## MATERIAL FOR THE TASK
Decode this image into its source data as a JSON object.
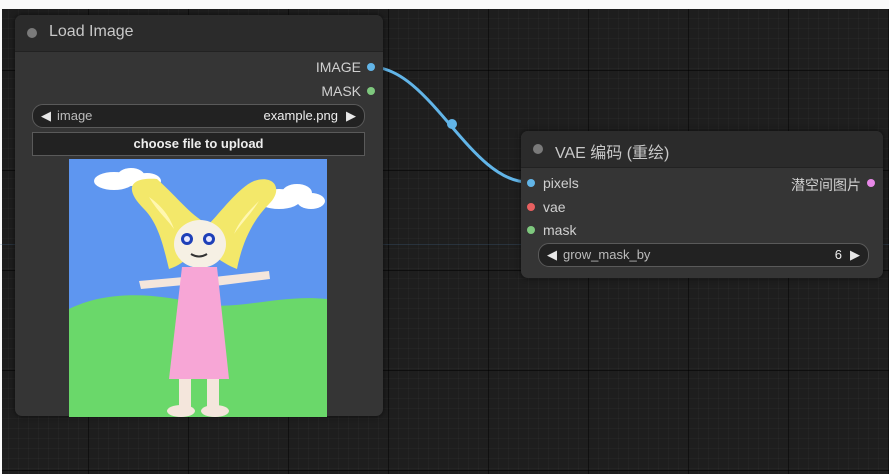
{
  "load_image_node": {
    "title": "Load Image",
    "outputs": [
      {
        "label": "IMAGE",
        "color": "#62b5e8"
      },
      {
        "label": "MASK",
        "color": "#7ec87e"
      }
    ],
    "image_widget": {
      "label": "image",
      "value": "example.png"
    },
    "upload_button": "choose file to upload"
  },
  "vae_node": {
    "title": "VAE 编码 (重绘)",
    "inputs": [
      {
        "label": "pixels",
        "color": "#62b5e8"
      },
      {
        "label": "vae",
        "color": "#e86060"
      },
      {
        "label": "mask",
        "color": "#7ec87e"
      }
    ],
    "output": {
      "label": "潜空间图片",
      "color": "#e888e8"
    },
    "grow_widget": {
      "label": "grow_mask_by",
      "value": "6"
    }
  },
  "icons": [
    "arrow-left-icon",
    "arrow-right-icon"
  ],
  "colors": {
    "wire": "#62b5e8",
    "canvas": "#1e1e1e",
    "node": "#353535"
  }
}
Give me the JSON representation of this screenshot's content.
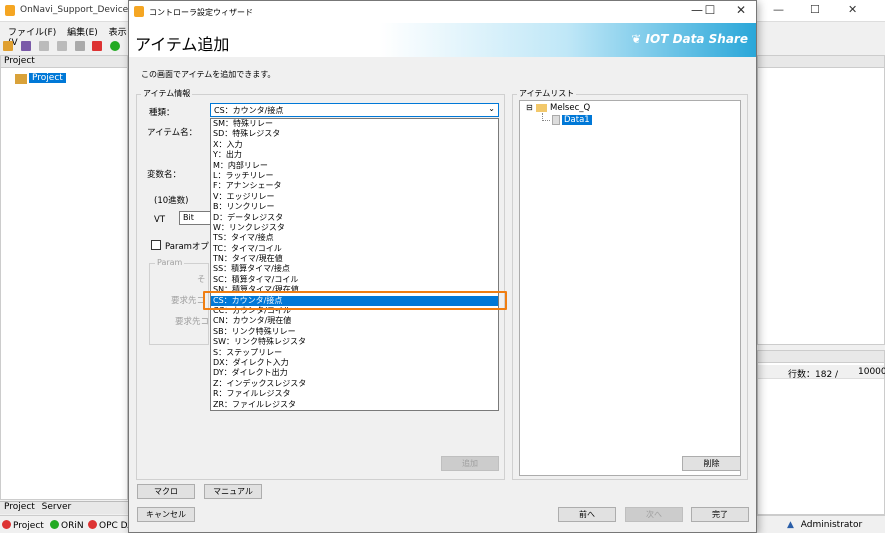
{
  "background": {
    "title": "OnNavi_Support_Device_PLC",
    "menu": [
      "ファイル(F)",
      "編集(E)",
      "表示(V"
    ],
    "project_header": "Project",
    "project_node": "Project",
    "bottom_tabs": [
      "Project",
      "Server"
    ],
    "status_items": [
      "Project",
      "ORiN",
      "OPC DA"
    ],
    "status_user": "Administrator",
    "rows_label": "行数：182 /",
    "rows_max": "10000"
  },
  "dialog": {
    "title": "コントローラ設定ウィザード",
    "header": "アイテム追加",
    "brand": "IOT Data Share",
    "description": "この画面でアイテムを追加できます。",
    "item_info_label": "アイテム情報",
    "type_label": "種類：",
    "type_value": "CS：カウンタ/接点",
    "item_name_label": "アイテム名：",
    "variable_name_label": "変数名：",
    "decimal_label": "(10進数)",
    "vt_label": "VT",
    "vt_value": "Bit",
    "param_option_label": "Paramオプシ",
    "param_group_label": "Param",
    "param_faded": [
      "そ",
      "要求先コ",
      "要求先コ"
    ],
    "add_button": "追加",
    "item_list_label": "アイテムリスト",
    "tree_root": "Melsec_Q",
    "tree_child": "Data1",
    "delete_button": "削除",
    "macro_button": "マクロ",
    "manual_button": "マニュアル",
    "cancel_button": "キャンセル",
    "prev_button": "前へ",
    "next_button": "次へ",
    "finish_button": "完了",
    "dropdown_options": [
      "SM：特殊リレー",
      "SD：特殊レジスタ",
      "X：入力",
      "Y：出力",
      "M：内部リレー",
      "L：ラッチリレー",
      "F：アナンシェータ",
      "V：エッジリレー",
      "B：リンクリレー",
      "D：データレジスタ",
      "W：リンクレジスタ",
      "TS：タイマ/接点",
      "TC：タイマ/コイル",
      "TN：タイマ/現在値",
      "SS：積算タイマ/接点",
      "SC：積算タイマ/コイル",
      "SN：積算タイマ/現在値",
      "CS：カウンタ/接点",
      "CC：カウンタ/コイル",
      "CN：カウンタ/現在値",
      "SB：リンク特殊リレー",
      "SW：リンク特殊レジスタ",
      "S：ステップリレー",
      "DX：ダイレクト入力",
      "DY：ダイレクト出力",
      "Z：インデックスレジスタ",
      "R：ファイルレジスタ",
      "ZR：ファイルレジスタ"
    ],
    "selected_index": 17
  },
  "colors": {
    "accent": "#0078d7",
    "highlight": "#f07e12",
    "brand_bg": "#2aa7d9"
  }
}
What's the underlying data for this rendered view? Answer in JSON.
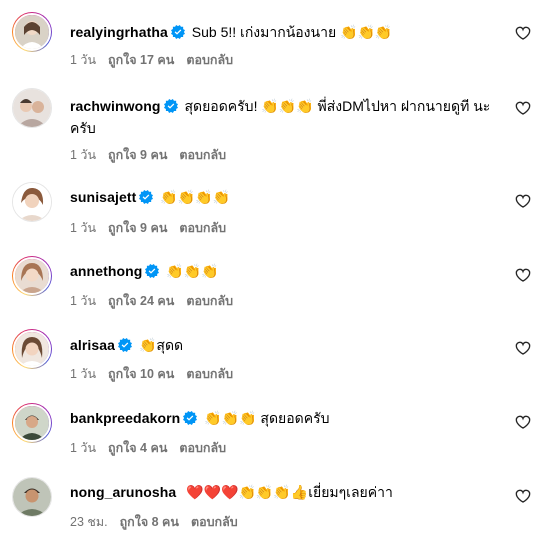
{
  "comments": [
    {
      "username": "realyingrhatha",
      "text": "Sub 5!! เก่งมากน้องนาย 👏👏👏",
      "time": "1 วัน",
      "likes": "ถูกใจ 17 คน",
      "reply": "ตอบกลับ"
    },
    {
      "username": "rachwinwong",
      "text": "สุดยอดครับ! 👏👏👏 พี่ส่งDMไปหา ฝากนายดูที นะครับ",
      "time": "1 วัน",
      "likes": "ถูกใจ 9 คน",
      "reply": "ตอบกลับ"
    },
    {
      "username": "sunisajett",
      "text": "👏👏👏👏",
      "time": "1 วัน",
      "likes": "ถูกใจ 9 คน",
      "reply": "ตอบกลับ"
    },
    {
      "username": "annethong",
      "text": "👏👏👏",
      "time": "1 วัน",
      "likes": "ถูกใจ 24 คน",
      "reply": "ตอบกลับ"
    },
    {
      "username": "alrisaa",
      "text": "👏สุดด",
      "time": "1 วัน",
      "likes": "ถูกใจ 10 คน",
      "reply": "ตอบกลับ"
    },
    {
      "username": "bankpreedakorn",
      "text": "👏👏👏 สุดยอดครับ",
      "time": "1 วัน",
      "likes": "ถูกใจ 4 คน",
      "reply": "ตอบกลับ"
    },
    {
      "username": "nong_arunosha",
      "text": "❤️❤️❤️👏👏👏👍เยี่ยมๆเลยค่าา",
      "time": "23 ชม.",
      "likes": "ถูกใจ 8 คน",
      "reply": "ตอบกลับ"
    }
  ],
  "icons": {
    "verified": "verified-badge-icon",
    "like": "heart-outline-icon"
  },
  "colors": {
    "verified": "#0095f6",
    "meta": "#737373"
  }
}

## YOUR INSTRUCTIONS
Locate the word "username" in the data above. Copy every line carrying it.

## RESULT OF THE EXERCISE
      "username": "realyingrhatha",
      "username": "rachwinwong",
      "username": "sunisajett",
      "username": "annethong",
      "username": "alrisaa",
      "username": "bankpreedakorn",
      "username": "nong_arunosha",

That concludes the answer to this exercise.